### TO DO
Extract every line of the material below and reproduce it faithfully.

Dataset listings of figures
»»

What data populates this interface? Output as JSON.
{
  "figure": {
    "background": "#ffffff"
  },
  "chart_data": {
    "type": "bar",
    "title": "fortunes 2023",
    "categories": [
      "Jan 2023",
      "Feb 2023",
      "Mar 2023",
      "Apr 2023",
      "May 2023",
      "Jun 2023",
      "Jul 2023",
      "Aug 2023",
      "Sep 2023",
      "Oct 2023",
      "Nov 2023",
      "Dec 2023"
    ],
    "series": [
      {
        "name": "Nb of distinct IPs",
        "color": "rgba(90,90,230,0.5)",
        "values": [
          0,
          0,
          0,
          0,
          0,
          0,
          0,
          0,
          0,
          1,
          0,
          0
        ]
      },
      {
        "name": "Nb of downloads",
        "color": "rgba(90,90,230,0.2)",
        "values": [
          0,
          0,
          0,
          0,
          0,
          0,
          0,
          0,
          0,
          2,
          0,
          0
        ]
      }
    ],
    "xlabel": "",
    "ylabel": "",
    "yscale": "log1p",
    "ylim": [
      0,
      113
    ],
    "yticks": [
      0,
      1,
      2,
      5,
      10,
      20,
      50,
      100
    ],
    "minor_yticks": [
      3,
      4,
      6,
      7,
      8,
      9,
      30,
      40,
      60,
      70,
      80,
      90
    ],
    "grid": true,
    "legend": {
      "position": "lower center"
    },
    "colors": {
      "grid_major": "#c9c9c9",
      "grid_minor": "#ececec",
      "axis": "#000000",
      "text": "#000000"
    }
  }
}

««

### WRITTEN SOLUTION
What data populates this interface? Output as JSON.
{
  "figure": {
    "background": "#ffffff"
  },
  "chart_data": {
    "type": "bar",
    "title": "fortunes 2023",
    "categories": [
      "Jan 2023",
      "Feb 2023",
      "Mar 2023",
      "Apr 2023",
      "May 2023",
      "Jun 2023",
      "Jul 2023",
      "Aug 2023",
      "Sep 2023",
      "Oct 2023",
      "Nov 2023",
      "Dec 2023"
    ],
    "series": [
      {
        "name": "Nb of distinct IPs",
        "color": "rgba(90,90,230,0.5)",
        "values": [
          0,
          0,
          0,
          0,
          0,
          0,
          0,
          0,
          0,
          1,
          0,
          0
        ]
      },
      {
        "name": "Nb of downloads",
        "color": "rgba(90,90,230,0.2)",
        "values": [
          0,
          0,
          0,
          0,
          0,
          0,
          0,
          0,
          0,
          2,
          0,
          0
        ]
      }
    ],
    "xlabel": "",
    "ylabel": "",
    "yscale": "log1p",
    "ylim": [
      0,
      113
    ],
    "yticks": [
      0,
      1,
      2,
      5,
      10,
      20,
      50,
      100
    ],
    "minor_yticks": [
      3,
      4,
      6,
      7,
      8,
      9,
      30,
      40,
      60,
      70,
      80,
      90
    ],
    "grid": true,
    "legend": {
      "position": "lower center"
    },
    "colors": {
      "grid_major": "#c9c9c9",
      "grid_minor": "#ececec",
      "axis": "#000000",
      "text": "#000000"
    }
  }
}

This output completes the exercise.